* TASK STATEMENT *
Output each entry that follows exactly. Images stay out.

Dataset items
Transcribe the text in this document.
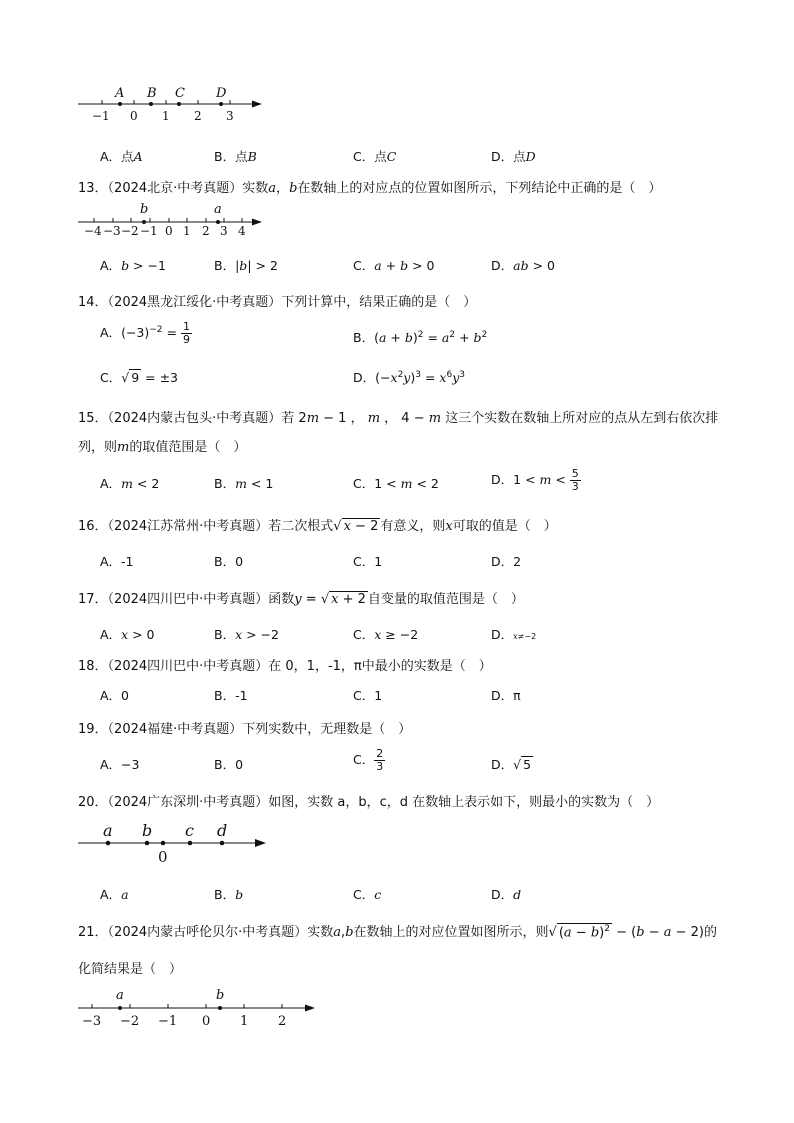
A B C D
−1 0 1 2 3
A．点A	B．点B	C．点C	D．点D
13．（2024北京·中考真题）实数a，b在数轴上的对应点的位置如图所示，下列结论中正确的是（　）
b	a
−4 −3 −2 −1 0 1 2 3 4
A．b > −1	B．|b| > 2	C．a + b > 0	D．ab > 0
14．（2024黑龙江绥化·中考真题）下列计算中，结果正确的是（　）
A．$(-3)^{-2} = \frac{1}{9}$	B．$(a + b)^2 = a^2 + b^2$
C．√ 9 = ±3	D．$(-x^2y)^3 = x^6y^3$
15．（2024内蒙古包头·中考真题）若 2m − 1 ， m ， 4 − m 这三个实数在数轴上所对应的点从左到右依次排
列，则m的取值范围是（　）
A．m < 2	B．m < 1	C．1 < m < 2	D．$1 < m < \frac{5}{3}$
16．（2024江苏常州·中考真题）若二次根式√ x − 2 有意义，则x可取的值是（　）
A．-1	B．0	C．1	D．2
17．（2024四川巴中·中考真题）函数y = √ x + 2 自变量的取值范围是（　）
A．x > 0	B．x > −2	C．x ≥ −2	D．x≠−2
18．（2024四川巴中·中考真题）在 0，1，-1，π中最小的实数是（　）
A．0	B．-1	C．1	D．π
19．（2024福建·中考真题）下列实数中，无理数是（　）
A．−3	B．0	C． $\frac{2}{3}$	D．√ 5
20．（2024广东深圳·中考真题）如图，实数 a，b，c，d 在数轴上表示如下，则最小的实数为（　）
a b c d
0
A．a	B．b	C．c	D．d
21．（2024内蒙古呼伦贝尔·中考真题）实数a,b在数轴上的对应位置如图所示，则√ $(a - b)^2 - (b - a - 2)$的
化简结果是（　）
a	b
−3 −2 −1 0 1 2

* EXPECTED OUTPUT *
Transcribe the text in this document.
A B C D
−1 0 1 2 3
A．点A	B．点B	C．点C	D．点D
13．（2024北京·中考真题）实数a，b在数轴上的对应点的位置如图所示，下列结论中正确的是（　）
b	a
−4 −3 −2 −1 0 1 2 3 4
A．b > −1	B．|b| > 2	C．a + b > 0	D．ab > 0
14．（2024黑龙江绥化·中考真题）下列计算中，结果正确的是（　）
A．$(-3)^{-2} = \frac{1}{9}$	B．$(a + b)^2 = a^2 + b^2$
C．√ 9 = ±3	D．$(-x^2y)^3 = x^6y^3$
15．（2024内蒙古包头·中考真题）若 2m − 1 ， m ， 4 − m 这三个实数在数轴上所对应的点从左到右依次排
列，则m的取值范围是（　）
A．m < 2	B．m < 1	C．1 < m < 2	D．$1 < m < \frac{5}{3}$
16．（2024江苏常州·中考真题）若二次根式√ x − 2 有意义，则x可取的值是（　）
A．-1	B．0	C．1	D．2
17．（2024四川巴中·中考真题）函数y = √ x + 2 自变量的取值范围是（　）
A．x > 0	B．x > −2	C．x ≥ −2	D．x≠−2
18．（2024四川巴中·中考真题）在 0，1，-1，π中最小的实数是（　）
A．0	B．-1	C．1	D．π
19．（2024福建·中考真题）下列实数中，无理数是（　）
A．−3	B．0	C． $\frac{2}{3}$	D．√ 5
20．（2024广东深圳·中考真题）如图，实数 a，b，c，d 在数轴上表示如下，则最小的实数为（　）
a b c d
0
A．a	B．b	C．c	D．d
21．（2024内蒙古呼伦贝尔·中考真题）实数a,b在数轴上的对应位置如图所示，则√ $(a - b)^2 - (b - a - 2)$的
化简结果是（　）
a	b
−3 −2 −1 0 1 2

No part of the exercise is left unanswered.